**Task to carry out:**
Below is a listing; reproduce each line of it exactly.

**Provided information:**
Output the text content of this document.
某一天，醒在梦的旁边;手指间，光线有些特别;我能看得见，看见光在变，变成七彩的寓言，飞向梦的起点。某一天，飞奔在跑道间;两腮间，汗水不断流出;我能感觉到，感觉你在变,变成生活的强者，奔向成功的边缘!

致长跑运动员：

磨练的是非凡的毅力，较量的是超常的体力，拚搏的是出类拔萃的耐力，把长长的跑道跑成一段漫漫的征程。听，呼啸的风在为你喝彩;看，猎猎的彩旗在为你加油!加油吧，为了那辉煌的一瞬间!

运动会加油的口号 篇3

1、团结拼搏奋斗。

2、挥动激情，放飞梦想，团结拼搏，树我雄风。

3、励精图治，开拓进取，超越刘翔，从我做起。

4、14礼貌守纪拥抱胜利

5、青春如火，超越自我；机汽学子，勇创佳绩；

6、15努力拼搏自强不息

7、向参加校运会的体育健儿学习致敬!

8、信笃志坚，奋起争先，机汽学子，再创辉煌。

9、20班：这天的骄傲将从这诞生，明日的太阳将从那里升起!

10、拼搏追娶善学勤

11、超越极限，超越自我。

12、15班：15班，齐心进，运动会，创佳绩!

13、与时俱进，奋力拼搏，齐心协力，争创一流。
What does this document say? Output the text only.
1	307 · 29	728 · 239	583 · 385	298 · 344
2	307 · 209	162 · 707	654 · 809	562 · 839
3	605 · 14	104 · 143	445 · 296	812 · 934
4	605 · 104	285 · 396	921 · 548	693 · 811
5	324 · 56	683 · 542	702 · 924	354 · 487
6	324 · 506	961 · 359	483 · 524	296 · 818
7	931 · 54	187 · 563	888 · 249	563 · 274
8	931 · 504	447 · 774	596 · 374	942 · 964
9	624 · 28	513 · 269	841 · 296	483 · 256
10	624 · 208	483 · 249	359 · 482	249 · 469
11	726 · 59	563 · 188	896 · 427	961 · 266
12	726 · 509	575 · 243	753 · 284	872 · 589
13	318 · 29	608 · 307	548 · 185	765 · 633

**Complete response:**
Output the text content of this document.
某一天，醒在梦的旁边;手指间，光线有些特别;我能看得见，看见光在变，变成七彩的寓言，飞向梦的起点。某一天，飞奔在跑道间;两腮间，汗水不断流出;我能感觉到，感觉你在变,变成生活的强者，奔向成功的边缘!

致长跑运动员：

磨练的是非凡的毅力，较量的是超常的体力，拚搏的是出类拔萃的耐力，把长长的跑道跑成一段漫漫的征程。听，呼啸的风在为你喝彩;看，猎猎的彩旗在为你加油!加油吧，为了那辉煌的一瞬间!

运动会加油的口号 篇3

1、团结拼搏奋斗。

2、挥动激情，放飞梦想，团结拼搏，树我雄风。

3、励精图治，开拓进取，超越刘翔，从我做起。

4、14礼貌守纪拥抱胜利

5、青春如火，超越自我；机汽学子，勇创佳绩；

6、15努力拼搏自强不息

7、向参加校运会的体育健儿学习致敬!

8、信笃志坚，奋起争先，机汽学子，再创辉煌。

9、20班：这天的骄傲将从这诞生，明日的太阳将从那里升起!

10、拼搏追娶善学勤

11、超越极限，超越自我。

12、15班：15班，齐心进，运动会，创佳绩!

13、与时俱进，奋力拼搏，齐心协力，争创一流。
What does this document say? Output the text only.
1	307 · 29	728 · 239	583 · 385	298 · 344
2	307 · 209	162 · 707	654 · 809	562 · 839
3	605 · 14	104 · 143	445 · 296	812 · 934
4	605 · 104	285 · 396	921 · 548	693 · 811
5	324 · 56	683 · 542	702 · 924	354 · 487
6	324 · 506	961 · 359	483 · 524	296 · 818
7	931 · 54	187 · 563	888 · 249	563 · 274
8	931 · 504	447 · 774	596 · 374	942 · 964
9	624 · 28	513 · 269	841 · 296	483 · 256
10	624 · 208	483 · 249	359 · 482	249 · 469
11	726 · 59	563 · 188	896 · 427	961 · 266
12	726 · 509	575 · 243	753 · 284	872 · 589
13	318 · 29	608 · 307	548 · 185	765 · 633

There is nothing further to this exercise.